╭──
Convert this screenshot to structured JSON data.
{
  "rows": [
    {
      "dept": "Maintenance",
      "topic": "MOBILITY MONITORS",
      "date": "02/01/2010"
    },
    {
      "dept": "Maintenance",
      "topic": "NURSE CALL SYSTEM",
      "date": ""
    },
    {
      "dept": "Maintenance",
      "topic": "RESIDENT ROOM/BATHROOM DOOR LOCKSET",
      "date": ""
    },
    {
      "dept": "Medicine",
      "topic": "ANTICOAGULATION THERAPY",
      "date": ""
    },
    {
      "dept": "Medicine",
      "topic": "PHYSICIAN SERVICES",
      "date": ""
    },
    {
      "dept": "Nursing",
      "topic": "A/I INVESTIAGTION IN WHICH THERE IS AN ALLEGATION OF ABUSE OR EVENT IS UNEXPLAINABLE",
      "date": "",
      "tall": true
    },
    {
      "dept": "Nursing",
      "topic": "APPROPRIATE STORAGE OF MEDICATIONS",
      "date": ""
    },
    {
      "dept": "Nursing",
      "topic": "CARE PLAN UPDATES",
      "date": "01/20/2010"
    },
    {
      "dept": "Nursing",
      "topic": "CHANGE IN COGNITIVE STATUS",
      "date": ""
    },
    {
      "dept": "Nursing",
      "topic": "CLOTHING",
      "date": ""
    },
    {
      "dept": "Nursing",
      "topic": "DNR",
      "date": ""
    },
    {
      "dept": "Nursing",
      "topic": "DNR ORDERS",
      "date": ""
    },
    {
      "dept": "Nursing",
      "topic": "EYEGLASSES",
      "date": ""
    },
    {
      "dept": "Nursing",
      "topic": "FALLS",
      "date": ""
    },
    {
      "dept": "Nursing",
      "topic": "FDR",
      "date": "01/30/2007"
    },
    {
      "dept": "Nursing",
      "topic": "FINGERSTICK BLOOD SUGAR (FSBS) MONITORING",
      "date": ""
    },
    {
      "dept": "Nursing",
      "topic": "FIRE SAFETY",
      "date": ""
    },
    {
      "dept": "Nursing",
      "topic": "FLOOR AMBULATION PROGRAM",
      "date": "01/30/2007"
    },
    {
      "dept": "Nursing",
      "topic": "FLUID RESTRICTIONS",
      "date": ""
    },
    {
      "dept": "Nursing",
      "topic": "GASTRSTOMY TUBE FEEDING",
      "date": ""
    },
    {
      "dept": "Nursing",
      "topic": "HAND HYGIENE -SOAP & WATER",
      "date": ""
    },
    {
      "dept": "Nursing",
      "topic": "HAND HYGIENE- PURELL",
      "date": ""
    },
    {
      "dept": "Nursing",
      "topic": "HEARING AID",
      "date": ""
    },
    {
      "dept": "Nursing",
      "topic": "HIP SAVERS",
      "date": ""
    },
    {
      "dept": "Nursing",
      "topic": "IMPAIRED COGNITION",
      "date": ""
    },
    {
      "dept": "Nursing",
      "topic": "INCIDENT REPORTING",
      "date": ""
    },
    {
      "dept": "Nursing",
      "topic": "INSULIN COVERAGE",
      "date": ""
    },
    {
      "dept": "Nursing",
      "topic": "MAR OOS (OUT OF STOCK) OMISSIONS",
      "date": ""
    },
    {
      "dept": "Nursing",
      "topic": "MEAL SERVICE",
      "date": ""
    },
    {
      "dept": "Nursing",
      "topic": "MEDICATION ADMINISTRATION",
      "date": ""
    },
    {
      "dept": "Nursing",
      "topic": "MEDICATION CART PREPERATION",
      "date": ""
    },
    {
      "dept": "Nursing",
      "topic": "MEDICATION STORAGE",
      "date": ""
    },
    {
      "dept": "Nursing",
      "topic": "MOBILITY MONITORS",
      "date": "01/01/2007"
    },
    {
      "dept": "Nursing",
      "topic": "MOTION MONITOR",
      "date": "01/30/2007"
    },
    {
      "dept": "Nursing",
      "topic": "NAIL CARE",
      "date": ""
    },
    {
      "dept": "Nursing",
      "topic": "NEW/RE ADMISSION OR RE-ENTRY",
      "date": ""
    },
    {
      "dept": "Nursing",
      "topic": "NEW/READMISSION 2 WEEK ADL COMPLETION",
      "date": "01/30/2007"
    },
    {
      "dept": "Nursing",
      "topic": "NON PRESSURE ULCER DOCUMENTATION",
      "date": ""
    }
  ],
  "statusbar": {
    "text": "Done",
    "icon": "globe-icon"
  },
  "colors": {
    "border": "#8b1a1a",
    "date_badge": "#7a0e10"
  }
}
╰──
Reproduce each entry above exactly, keeping every word.

• TASK SOLUTION:
Convert this screenshot to structured JSON data.
{
  "rows": [
    {
      "dept": "Maintenance",
      "topic": "MOBILITY MONITORS",
      "date": "02/01/2010"
    },
    {
      "dept": "Maintenance",
      "topic": "NURSE CALL SYSTEM",
      "date": ""
    },
    {
      "dept": "Maintenance",
      "topic": "RESIDENT ROOM/BATHROOM DOOR LOCKSET",
      "date": ""
    },
    {
      "dept": "Medicine",
      "topic": "ANTICOAGULATION THERAPY",
      "date": ""
    },
    {
      "dept": "Medicine",
      "topic": "PHYSICIAN SERVICES",
      "date": ""
    },
    {
      "dept": "Nursing",
      "topic": "A/I INVESTIAGTION IN WHICH THERE IS AN ALLEGATION OF ABUSE OR EVENT IS UNEXPLAINABLE",
      "date": "",
      "tall": true
    },
    {
      "dept": "Nursing",
      "topic": "APPROPRIATE STORAGE OF MEDICATIONS",
      "date": ""
    },
    {
      "dept": "Nursing",
      "topic": "CARE PLAN UPDATES",
      "date": "01/20/2010"
    },
    {
      "dept": "Nursing",
      "topic": "CHANGE IN COGNITIVE STATUS",
      "date": ""
    },
    {
      "dept": "Nursing",
      "topic": "CLOTHING",
      "date": ""
    },
    {
      "dept": "Nursing",
      "topic": "DNR",
      "date": ""
    },
    {
      "dept": "Nursing",
      "topic": "DNR ORDERS",
      "date": ""
    },
    {
      "dept": "Nursing",
      "topic": "EYEGLASSES",
      "date": ""
    },
    {
      "dept": "Nursing",
      "topic": "FALLS",
      "date": ""
    },
    {
      "dept": "Nursing",
      "topic": "FDR",
      "date": "01/30/2007"
    },
    {
      "dept": "Nursing",
      "topic": "FINGERSTICK BLOOD SUGAR (FSBS) MONITORING",
      "date": ""
    },
    {
      "dept": "Nursing",
      "topic": "FIRE SAFETY",
      "date": ""
    },
    {
      "dept": "Nursing",
      "topic": "FLOOR AMBULATION PROGRAM",
      "date": "01/30/2007"
    },
    {
      "dept": "Nursing",
      "topic": "FLUID RESTRICTIONS",
      "date": ""
    },
    {
      "dept": "Nursing",
      "topic": "GASTRSTOMY TUBE FEEDING",
      "date": ""
    },
    {
      "dept": "Nursing",
      "topic": "HAND HYGIENE -SOAP & WATER",
      "date": ""
    },
    {
      "dept": "Nursing",
      "topic": "HAND HYGIENE- PURELL",
      "date": ""
    },
    {
      "dept": "Nursing",
      "topic": "HEARING AID",
      "date": ""
    },
    {
      "dept": "Nursing",
      "topic": "HIP SAVERS",
      "date": ""
    },
    {
      "dept": "Nursing",
      "topic": "IMPAIRED COGNITION",
      "date": ""
    },
    {
      "dept": "Nursing",
      "topic": "INCIDENT REPORTING",
      "date": ""
    },
    {
      "dept": "Nursing",
      "topic": "INSULIN COVERAGE",
      "date": ""
    },
    {
      "dept": "Nursing",
      "topic": "MAR OOS (OUT OF STOCK) OMISSIONS",
      "date": ""
    },
    {
      "dept": "Nursing",
      "topic": "MEAL SERVICE",
      "date": ""
    },
    {
      "dept": "Nursing",
      "topic": "MEDICATION ADMINISTRATION",
      "date": ""
    },
    {
      "dept": "Nursing",
      "topic": "MEDICATION CART PREPERATION",
      "date": ""
    },
    {
      "dept": "Nursing",
      "topic": "MEDICATION STORAGE",
      "date": ""
    },
    {
      "dept": "Nursing",
      "topic": "MOBILITY MONITORS",
      "date": "01/01/2007"
    },
    {
      "dept": "Nursing",
      "topic": "MOTION MONITOR",
      "date": "01/30/2007"
    },
    {
      "dept": "Nursing",
      "topic": "NAIL CARE",
      "date": ""
    },
    {
      "dept": "Nursing",
      "topic": "NEW/RE ADMISSION OR RE-ENTRY",
      "date": ""
    },
    {
      "dept": "Nursing",
      "topic": "NEW/READMISSION 2 WEEK ADL COMPLETION",
      "date": "01/30/2007"
    },
    {
      "dept": "Nursing",
      "topic": "NON PRESSURE ULCER DOCUMENTATION",
      "date": ""
    }
  ],
  "statusbar": {
    "text": "Done",
    "icon": "globe-icon"
  },
  "colors": {
    "border": "#8b1a1a",
    "date_badge": "#7a0e10"
  }
}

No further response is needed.